An intensely competitive environment currently prevails across property/casualty reinsurance markets worldwide. The supply of reinsurance capacity continues to far exceed demand. A major driving factor here is the very healthy capitalisation of most insurers due to the absence of large losses in regions with a high risk potential. Ceding companies have responded by passing on fewer risks to reinsurers. The pressure on prices, especially in US natural catastrophe business, has been further exacerbated by the inflow of capital from alternative sources – i.e. the ILS market, which for its part is experiencing substantial cash inflows from pension and hedge funds.
As a further factor, the protracted low level of interest rates is putting a strain on reinsurers, with pricing discipline taking on particular significance in the face of diminished investment returns. These general conditions are in turn likely – provided the current year is once again spared market-changing major loss events – to shape the treaty renewals as at 1 January 2015. On the one hand, competitive pressure will therefore probably remain high. On the other hand, reinsurance prices should – leaving aside a few exceptions – stabilise relative to the business renewed for the 2014 underwriting year because scope for further rate reductions is limited in light of the return on equity required by reinsurers.
With its profit-oriented underwriting policy Hannover Re considers itself well-placed to handle the challenges posed by the soft market conditions. “What is vital in this climate is to keep a disciplined eye on ensuring that treaty conditions remain commensurate with the risks”, Chief Executive Officer Ulrich Wallin emphasised during a press conference in Monte Carlo. “Our cedants can rely on high-quality coverage concepts for appropriate prices. In areas where adequate prices cannot be obtained, we are prepared to relinquish business going forward, as we have in the past.”

§ Directive 1: The reinsurance market report above predicts that prices should stabilise relative to the business renewed for the 2014 underwriting year. In one to three sentences, explain why the text expects this.
§ Directive 2: In the reinsurance market report, where did Ulrich Wallin make his remarks about treaty conditions?
§ Directive 3: Extend the reinsurance market report from its last sentence.

§ Information given:

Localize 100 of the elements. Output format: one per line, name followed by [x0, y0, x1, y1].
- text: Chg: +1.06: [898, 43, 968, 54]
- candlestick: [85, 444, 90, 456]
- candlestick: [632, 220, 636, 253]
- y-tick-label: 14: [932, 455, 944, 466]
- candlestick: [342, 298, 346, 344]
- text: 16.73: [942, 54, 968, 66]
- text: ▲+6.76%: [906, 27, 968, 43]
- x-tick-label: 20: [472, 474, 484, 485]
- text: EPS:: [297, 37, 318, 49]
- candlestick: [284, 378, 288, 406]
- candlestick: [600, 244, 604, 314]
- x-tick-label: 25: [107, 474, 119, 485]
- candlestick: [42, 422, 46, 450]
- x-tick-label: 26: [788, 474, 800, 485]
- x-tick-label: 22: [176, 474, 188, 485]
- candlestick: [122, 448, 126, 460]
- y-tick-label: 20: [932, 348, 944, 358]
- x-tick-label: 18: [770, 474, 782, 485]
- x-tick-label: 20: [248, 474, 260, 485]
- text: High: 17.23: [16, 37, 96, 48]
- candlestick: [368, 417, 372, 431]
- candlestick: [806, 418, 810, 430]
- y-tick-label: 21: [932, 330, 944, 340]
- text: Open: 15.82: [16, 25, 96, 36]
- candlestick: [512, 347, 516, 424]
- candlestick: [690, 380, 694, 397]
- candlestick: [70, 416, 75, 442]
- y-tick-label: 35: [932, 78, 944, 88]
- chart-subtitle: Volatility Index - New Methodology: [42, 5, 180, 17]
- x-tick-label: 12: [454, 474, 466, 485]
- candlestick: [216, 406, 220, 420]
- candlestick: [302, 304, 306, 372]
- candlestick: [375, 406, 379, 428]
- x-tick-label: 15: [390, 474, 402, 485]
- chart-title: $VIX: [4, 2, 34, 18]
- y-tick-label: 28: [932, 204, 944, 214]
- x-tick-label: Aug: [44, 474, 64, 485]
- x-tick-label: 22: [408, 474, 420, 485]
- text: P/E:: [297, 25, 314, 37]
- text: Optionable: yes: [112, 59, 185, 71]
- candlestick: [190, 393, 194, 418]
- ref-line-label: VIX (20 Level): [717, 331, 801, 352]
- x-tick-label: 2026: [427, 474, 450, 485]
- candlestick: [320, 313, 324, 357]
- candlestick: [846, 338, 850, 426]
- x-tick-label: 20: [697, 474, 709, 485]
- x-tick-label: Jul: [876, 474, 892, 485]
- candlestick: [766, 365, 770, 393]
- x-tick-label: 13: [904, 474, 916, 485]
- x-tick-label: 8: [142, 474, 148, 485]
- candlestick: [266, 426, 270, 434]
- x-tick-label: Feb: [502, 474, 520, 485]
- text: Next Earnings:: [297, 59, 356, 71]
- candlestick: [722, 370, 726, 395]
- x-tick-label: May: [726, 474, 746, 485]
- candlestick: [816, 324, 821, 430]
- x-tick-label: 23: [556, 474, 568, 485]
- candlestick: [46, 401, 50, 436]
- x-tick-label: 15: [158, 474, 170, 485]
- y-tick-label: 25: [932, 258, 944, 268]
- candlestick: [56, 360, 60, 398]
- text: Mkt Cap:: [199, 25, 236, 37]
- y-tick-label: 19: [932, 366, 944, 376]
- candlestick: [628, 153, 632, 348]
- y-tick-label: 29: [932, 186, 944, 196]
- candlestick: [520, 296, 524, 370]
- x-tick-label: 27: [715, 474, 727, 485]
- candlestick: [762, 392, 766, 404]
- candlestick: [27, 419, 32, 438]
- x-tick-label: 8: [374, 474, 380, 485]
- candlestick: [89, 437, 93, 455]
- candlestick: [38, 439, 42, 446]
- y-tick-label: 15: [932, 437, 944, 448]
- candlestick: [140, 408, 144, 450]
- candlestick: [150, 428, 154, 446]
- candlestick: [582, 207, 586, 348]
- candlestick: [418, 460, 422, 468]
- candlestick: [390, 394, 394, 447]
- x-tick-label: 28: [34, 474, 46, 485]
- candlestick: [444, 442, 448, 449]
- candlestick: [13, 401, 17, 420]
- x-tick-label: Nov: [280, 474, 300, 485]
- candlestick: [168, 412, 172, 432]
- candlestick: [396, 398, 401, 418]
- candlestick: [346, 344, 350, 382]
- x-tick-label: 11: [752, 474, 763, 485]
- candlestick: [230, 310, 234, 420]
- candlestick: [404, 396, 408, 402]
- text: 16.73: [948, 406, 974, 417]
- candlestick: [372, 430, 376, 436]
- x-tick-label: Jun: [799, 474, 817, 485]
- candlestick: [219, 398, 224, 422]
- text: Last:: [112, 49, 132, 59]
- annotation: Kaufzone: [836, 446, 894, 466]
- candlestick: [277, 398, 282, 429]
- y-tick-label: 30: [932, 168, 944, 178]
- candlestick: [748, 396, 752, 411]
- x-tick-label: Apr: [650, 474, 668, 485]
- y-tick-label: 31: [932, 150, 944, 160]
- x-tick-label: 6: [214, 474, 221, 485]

§ Task result 1: The text expects prices to stabilise because there is little room left for further rate reductions. Reinsurers need to earn a certain return on equity, and that requirement limits how far rates can fall.

§ Task result 2: At a press conference in Monte Carlo.

§ Task result 3:
Despite the soft market conditions in property/casualty reinsurance, Hannover Re sees growing demand for high-quality reinsurance protection in view of rising concentrations of values in urban population centres and the implementation of risk-based solvency schemes. Special mention may be made here of growth markets in Asia and Latin America as well as business with agricultural risks.
For its three pillars of property/casualty reinsurance – target markets, specialty lines and global reinsurance – Hannover Re anticipates the following developments in the treaty renewals as at 1 January 2015:
I. Target markets:
The North American primary insurance market continues to enjoy an upswing. Yet the absence of sizeable natural disasters and other major losses is leaving a mark on the reinsurance side, with the result that pressure can now be felt on rates in property and to a more muted extent casualty business. In the case of non-proportional reinsurance programmes with a favourable loss experience spanning several years, Hannover Re expects prices to trend lower. Conditions in proportional reinsurance should remain adequate.
Based on its highly diversified portfolio and its broad range of products and services, Hannover Re is in a position to offer its clients tailored reinsurance solutions. With this in mind, the company expects to be able to profitably expand its client relationships despite the entry of new capital into the market.
We group together under Continental Europe the markets of Northern, Eastern and Central Europe. The largest single market is Germany.
Germany: Market conditions in Germany are not as soft as in other countries owing to the considerable strains incurred from natural perils in 2013 and increases in losses, some of which only become apparent in the current year.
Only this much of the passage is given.